= PROBLEM TO WORK ON =
Go through the data below line by line and count those containing the word "ylabel". Reply with the count only.

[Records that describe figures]

===============

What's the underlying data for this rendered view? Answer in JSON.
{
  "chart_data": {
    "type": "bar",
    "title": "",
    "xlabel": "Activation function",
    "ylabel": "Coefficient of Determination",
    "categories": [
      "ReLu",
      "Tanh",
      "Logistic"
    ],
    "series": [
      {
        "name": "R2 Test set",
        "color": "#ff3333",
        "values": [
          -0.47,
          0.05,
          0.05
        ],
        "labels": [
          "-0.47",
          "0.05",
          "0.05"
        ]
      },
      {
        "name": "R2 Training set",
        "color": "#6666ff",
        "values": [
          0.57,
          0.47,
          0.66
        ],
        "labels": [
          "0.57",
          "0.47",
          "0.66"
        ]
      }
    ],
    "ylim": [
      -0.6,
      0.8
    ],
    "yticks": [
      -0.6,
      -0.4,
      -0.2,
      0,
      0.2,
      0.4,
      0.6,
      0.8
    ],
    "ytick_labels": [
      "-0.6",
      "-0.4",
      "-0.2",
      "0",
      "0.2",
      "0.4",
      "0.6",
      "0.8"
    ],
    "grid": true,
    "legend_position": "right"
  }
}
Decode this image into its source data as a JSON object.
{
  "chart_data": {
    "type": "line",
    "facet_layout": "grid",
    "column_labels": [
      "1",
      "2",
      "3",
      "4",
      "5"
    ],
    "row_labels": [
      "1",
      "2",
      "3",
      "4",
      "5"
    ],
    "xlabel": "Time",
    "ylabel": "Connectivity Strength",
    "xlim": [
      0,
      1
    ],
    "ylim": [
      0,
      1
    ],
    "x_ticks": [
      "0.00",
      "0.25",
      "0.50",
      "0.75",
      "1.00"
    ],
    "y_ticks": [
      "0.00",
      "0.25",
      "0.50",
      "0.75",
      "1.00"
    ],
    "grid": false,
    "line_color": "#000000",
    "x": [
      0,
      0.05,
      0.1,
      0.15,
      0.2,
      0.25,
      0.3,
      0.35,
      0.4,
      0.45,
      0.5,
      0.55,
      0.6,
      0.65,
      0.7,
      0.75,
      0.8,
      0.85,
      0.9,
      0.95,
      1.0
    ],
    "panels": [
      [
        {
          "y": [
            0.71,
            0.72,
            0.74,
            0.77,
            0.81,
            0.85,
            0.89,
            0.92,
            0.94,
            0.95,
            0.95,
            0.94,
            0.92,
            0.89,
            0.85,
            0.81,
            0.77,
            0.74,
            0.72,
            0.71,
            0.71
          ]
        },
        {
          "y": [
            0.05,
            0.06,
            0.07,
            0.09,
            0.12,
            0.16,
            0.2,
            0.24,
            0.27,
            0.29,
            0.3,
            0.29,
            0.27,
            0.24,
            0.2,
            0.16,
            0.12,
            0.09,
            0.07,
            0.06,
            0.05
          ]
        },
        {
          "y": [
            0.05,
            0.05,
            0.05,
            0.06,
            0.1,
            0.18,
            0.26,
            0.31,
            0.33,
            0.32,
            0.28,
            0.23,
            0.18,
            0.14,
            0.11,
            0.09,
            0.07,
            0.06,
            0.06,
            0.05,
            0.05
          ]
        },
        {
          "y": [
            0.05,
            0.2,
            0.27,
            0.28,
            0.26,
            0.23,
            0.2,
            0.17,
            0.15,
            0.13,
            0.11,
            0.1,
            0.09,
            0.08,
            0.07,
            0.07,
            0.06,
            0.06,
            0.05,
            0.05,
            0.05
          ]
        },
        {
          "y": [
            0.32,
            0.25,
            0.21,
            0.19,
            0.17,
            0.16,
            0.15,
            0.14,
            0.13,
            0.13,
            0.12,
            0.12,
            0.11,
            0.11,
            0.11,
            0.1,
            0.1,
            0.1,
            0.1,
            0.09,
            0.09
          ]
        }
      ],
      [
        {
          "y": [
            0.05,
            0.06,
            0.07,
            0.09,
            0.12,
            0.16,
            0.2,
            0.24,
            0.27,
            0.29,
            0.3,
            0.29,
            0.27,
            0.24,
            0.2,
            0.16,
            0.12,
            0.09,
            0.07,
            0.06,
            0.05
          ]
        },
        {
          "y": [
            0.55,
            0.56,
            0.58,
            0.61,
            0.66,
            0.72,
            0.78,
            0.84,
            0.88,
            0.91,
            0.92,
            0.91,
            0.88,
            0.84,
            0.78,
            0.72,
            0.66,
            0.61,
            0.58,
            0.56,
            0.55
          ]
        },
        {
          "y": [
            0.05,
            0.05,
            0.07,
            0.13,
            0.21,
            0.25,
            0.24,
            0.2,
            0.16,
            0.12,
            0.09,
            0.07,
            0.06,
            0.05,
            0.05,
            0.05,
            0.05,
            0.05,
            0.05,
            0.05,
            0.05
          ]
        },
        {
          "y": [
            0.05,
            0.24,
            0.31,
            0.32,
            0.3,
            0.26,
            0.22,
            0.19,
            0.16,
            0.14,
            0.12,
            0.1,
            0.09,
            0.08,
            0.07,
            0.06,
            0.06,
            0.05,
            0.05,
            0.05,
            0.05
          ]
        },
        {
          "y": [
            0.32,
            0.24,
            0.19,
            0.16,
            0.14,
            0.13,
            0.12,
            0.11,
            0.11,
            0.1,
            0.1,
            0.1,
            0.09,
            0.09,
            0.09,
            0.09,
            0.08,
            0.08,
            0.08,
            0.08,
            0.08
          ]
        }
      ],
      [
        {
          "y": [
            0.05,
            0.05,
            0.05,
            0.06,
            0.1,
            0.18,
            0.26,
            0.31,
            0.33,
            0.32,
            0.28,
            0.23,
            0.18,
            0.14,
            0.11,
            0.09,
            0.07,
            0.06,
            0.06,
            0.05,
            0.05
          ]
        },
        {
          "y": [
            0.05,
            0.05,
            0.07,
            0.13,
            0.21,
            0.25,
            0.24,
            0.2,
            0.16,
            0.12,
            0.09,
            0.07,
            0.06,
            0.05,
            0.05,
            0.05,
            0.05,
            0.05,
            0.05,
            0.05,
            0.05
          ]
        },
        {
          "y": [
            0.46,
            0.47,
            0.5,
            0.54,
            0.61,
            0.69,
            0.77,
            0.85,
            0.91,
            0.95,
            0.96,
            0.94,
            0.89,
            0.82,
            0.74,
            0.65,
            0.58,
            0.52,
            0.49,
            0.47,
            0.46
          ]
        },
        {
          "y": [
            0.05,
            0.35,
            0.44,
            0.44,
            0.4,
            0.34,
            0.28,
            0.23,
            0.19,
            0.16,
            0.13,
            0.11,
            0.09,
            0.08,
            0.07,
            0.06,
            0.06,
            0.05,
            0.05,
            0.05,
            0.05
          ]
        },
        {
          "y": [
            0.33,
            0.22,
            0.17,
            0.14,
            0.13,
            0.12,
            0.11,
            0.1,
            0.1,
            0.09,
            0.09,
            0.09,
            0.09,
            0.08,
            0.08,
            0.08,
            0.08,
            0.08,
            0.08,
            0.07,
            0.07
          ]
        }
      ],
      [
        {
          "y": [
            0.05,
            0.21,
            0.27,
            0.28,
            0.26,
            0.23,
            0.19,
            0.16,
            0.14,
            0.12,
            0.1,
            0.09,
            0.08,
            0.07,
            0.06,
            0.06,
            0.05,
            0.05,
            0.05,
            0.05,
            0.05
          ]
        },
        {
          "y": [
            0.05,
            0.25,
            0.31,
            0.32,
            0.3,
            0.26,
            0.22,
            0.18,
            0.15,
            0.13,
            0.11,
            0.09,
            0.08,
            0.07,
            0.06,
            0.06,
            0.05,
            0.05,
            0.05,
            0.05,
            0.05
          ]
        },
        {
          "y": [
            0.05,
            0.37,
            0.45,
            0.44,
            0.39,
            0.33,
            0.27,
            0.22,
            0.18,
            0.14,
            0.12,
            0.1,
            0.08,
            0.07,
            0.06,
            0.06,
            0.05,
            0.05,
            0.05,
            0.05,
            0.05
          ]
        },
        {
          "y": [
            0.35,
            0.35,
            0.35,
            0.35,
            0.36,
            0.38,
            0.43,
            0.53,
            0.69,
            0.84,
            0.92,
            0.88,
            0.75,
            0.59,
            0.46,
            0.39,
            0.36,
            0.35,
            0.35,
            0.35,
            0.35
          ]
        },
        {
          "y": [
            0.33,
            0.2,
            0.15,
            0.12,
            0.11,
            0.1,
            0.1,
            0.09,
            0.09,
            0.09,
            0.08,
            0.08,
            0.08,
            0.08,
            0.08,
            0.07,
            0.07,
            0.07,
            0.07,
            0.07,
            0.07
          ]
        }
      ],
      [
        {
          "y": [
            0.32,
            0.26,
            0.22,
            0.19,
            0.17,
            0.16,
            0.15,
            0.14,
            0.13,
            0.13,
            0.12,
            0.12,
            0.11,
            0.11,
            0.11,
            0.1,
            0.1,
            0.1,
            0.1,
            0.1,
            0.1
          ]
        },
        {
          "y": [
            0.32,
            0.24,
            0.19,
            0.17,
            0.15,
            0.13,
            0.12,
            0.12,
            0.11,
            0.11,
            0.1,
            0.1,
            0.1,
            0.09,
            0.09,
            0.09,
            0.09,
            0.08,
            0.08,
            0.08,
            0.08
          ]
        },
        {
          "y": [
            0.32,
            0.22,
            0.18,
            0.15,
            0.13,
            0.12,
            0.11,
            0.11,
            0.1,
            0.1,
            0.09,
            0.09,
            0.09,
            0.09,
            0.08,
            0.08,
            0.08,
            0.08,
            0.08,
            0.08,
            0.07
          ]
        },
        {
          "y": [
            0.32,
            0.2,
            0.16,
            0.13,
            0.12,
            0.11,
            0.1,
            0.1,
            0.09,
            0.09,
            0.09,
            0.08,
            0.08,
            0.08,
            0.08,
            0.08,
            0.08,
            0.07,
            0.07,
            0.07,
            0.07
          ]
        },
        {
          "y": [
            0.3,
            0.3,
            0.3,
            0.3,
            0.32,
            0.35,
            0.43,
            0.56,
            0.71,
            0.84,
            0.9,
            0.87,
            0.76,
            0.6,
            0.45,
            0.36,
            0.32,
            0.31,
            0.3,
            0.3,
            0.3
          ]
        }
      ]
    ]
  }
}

===============

= EXERCISE SOLUTION =
2